■ **TO DO**: Copy out the listing below word for word, keeping every line in its original order.

■ **SUPPLIED ENTRIES**:
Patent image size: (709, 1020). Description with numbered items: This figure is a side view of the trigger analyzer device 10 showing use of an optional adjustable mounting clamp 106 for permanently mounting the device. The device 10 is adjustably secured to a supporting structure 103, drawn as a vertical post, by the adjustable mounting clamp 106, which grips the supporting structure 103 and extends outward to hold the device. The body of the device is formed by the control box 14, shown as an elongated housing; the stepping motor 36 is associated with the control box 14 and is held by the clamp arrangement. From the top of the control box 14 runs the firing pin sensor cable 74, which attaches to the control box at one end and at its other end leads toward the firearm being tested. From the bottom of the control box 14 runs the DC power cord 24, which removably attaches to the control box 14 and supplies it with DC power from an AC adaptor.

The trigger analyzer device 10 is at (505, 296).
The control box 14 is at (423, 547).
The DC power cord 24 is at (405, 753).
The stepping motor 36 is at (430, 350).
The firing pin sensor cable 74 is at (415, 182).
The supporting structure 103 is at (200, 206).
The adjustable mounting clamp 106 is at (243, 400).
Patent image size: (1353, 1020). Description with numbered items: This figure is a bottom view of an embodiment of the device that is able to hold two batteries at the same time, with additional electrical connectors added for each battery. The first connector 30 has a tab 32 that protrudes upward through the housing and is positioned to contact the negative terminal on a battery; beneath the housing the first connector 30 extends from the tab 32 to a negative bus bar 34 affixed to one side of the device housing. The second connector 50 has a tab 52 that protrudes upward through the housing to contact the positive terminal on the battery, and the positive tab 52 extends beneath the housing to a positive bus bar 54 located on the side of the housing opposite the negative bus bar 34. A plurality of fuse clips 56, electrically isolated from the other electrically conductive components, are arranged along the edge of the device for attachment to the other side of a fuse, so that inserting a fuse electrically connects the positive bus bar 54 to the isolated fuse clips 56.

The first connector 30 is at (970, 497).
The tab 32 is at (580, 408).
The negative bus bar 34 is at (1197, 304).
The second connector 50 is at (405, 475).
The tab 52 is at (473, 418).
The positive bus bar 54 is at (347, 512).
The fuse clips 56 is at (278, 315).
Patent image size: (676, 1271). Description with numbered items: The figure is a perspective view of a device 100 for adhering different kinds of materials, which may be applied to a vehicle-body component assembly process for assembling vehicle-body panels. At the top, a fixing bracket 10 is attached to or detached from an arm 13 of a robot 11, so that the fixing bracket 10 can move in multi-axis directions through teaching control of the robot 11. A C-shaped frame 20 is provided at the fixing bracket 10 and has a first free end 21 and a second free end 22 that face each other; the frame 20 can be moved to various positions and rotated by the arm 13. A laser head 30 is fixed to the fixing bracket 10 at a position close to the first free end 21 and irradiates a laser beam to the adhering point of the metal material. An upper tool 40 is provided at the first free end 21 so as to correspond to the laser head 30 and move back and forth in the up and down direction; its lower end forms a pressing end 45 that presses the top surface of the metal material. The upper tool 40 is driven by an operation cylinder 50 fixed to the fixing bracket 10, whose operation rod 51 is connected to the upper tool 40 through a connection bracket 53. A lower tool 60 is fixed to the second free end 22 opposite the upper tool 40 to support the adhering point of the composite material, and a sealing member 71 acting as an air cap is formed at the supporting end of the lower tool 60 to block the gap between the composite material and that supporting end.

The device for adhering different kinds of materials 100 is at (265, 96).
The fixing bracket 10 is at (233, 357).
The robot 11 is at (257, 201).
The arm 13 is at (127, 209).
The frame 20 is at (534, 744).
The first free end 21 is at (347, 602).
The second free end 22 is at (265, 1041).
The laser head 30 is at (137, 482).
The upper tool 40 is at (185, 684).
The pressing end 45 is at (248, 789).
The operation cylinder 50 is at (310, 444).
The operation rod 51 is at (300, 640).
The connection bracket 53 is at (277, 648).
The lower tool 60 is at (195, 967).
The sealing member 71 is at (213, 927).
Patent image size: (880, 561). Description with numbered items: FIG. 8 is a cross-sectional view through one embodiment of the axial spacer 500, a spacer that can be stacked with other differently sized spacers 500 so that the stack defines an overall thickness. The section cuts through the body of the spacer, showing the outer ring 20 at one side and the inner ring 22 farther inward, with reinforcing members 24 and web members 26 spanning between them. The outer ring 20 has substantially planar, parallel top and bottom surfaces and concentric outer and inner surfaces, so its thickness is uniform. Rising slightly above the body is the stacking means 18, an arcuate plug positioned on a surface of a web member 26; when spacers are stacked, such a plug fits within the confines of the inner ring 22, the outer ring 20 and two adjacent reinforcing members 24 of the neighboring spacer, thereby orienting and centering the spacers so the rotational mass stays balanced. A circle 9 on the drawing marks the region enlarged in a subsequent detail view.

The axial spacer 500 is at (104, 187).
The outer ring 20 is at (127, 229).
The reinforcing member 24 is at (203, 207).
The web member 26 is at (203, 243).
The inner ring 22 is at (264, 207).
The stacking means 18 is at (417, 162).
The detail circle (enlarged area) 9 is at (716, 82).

■ **SOLUTION FOR THIS EXERCISE**:
Patent image size: (709, 1020). Description with numbered items: This figure is a side view of the trigger analyzer device 10 showing use of an optional adjustable mounting clamp 106 for permanently mounting the device. The device 10 is adjustably secured to a supporting structure 103, drawn as a vertical post, by the adjustable mounting clamp 106, which grips the supporting structure 103 and extends outward to hold the device. The body of the device is formed by the control box 14, shown as an elongated housing; the stepping motor 36 is associated with the control box 14 and is held by the clamp arrangement. From the top of the control box 14 runs the firing pin sensor cable 74, which attaches to the control box at one end and at its other end leads toward the firearm being tested. From the bottom of the control box 14 runs the DC power cord 24, which removably attaches to the control box 14 and supplies it with DC power from an AC adaptor.

The trigger analyzer device 10 is at (505, 296).
The control box 14 is at (423, 547).
The DC power cord 24 is at (405, 753).
The stepping motor 36 is at (430, 350).
The firing pin sensor cable 74 is at (415, 182).
The supporting structure 103 is at (200, 206).
The adjustable mounting clamp 106 is at (243, 400).
Patent image size: (1353, 1020). Description with numbered items: This figure is a bottom view of an embodiment of the device that is able to hold two batteries at the same time, with additional electrical connectors added for each battery. The first connector 30 has a tab 32 that protrudes upward through the housing and is positioned to contact the negative terminal on a battery; beneath the housing the first connector 30 extends from the tab 32 to a negative bus bar 34 affixed to one side of the device housing. The second connector 50 has a tab 52 that protrudes upward through the housing to contact the positive terminal on the battery, and the positive tab 52 extends beneath the housing to a positive bus bar 54 located on the side of the housing opposite the negative bus bar 34. A plurality of fuse clips 56, electrically isolated from the other electrically conductive components, are arranged along the edge of the device for attachment to the other side of a fuse, so that inserting a fuse electrically connects the positive bus bar 54 to the isolated fuse clips 56.

The first connector 30 is at (970, 497).
The tab 32 is at (580, 408).
The negative bus bar 34 is at (1197, 304).
The second connector 50 is at (405, 475).
The tab 52 is at (473, 418).
The positive bus bar 54 is at (347, 512).
The fuse clips 56 is at (278, 315).
Patent image size: (676, 1271). Description with numbered items: The figure is a perspective view of a device 100 for adhering different kinds of materials, which may be applied to a vehicle-body component assembly process for assembling vehicle-body panels. At the top, a fixing bracket 10 is attached to or detached from an arm 13 of a robot 11, so that the fixing bracket 10 can move in multi-axis directions through teaching control of the robot 11. A C-shaped frame 20 is provided at the fixing bracket 10 and has a first free end 21 and a second free end 22 that face each other; the frame 20 can be moved to various positions and rotated by the arm 13. A laser head 30 is fixed to the fixing bracket 10 at a position close to the first free end 21 and irradiates a laser beam to the adhering point of the metal material. An upper tool 40 is provided at the first free end 21 so as to correspond to the laser head 30 and move back and forth in the up and down direction; its lower end forms a pressing end 45 that presses the top surface of the metal material. The upper tool 40 is driven by an operation cylinder 50 fixed to the fixing bracket 10, whose operation rod 51 is connected to the upper tool 40 through a connection bracket 53. A lower tool 60 is fixed to the second free end 22 opposite the upper tool 40 to support the adhering point of the composite material, and a sealing member 71 acting as an air cap is formed at the supporting end of the lower tool 60 to block the gap between the composite material and that supporting end.

The device for adhering different kinds of materials 100 is at (265, 96).
The fixing bracket 10 is at (233, 357).
The robot 11 is at (257, 201).
The arm 13 is at (127, 209).
The frame 20 is at (534, 744).
The first free end 21 is at (347, 602).
The second free end 22 is at (265, 1041).
The laser head 30 is at (137, 482).
The upper tool 40 is at (185, 684).
The pressing end 45 is at (248, 789).
The operation cylinder 50 is at (310, 444).
The operation rod 51 is at (300, 640).
The connection bracket 53 is at (277, 648).
The lower tool 60 is at (195, 967).
The sealing member 71 is at (213, 927).
Patent image size: (880, 561). Description with numbered items: FIG. 8 is a cross-sectional view through one embodiment of the axial spacer 500, a spacer that can be stacked with other differently sized spacers 500 so that the stack defines an overall thickness. The section cuts through the body of the spacer, showing the outer ring 20 at one side and the inner ring 22 farther inward, with reinforcing members 24 and web members 26 spanning between them. The outer ring 20 has substantially planar, parallel top and bottom surfaces and concentric outer and inner surfaces, so its thickness is uniform. Rising slightly above the body is the stacking means 18, an arcuate plug positioned on a surface of a web member 26; when spacers are stacked, such a plug fits within the confines of the inner ring 22, the outer ring 20 and two adjacent reinforcing members 24 of the neighboring spacer, thereby orienting and centering the spacers so the rotational mass stays balanced. A circle 9 on the drawing marks the region enlarged in a subsequent detail view.

The axial spacer 500 is at (104, 187).
The outer ring 20 is at (127, 229).
The reinforcing member 24 is at (203, 207).
The web member 26 is at (203, 243).
The inner ring 22 is at (264, 207).
The stacking means 18 is at (417, 162).
The detail circle (enlarged area) 9 is at (716, 82).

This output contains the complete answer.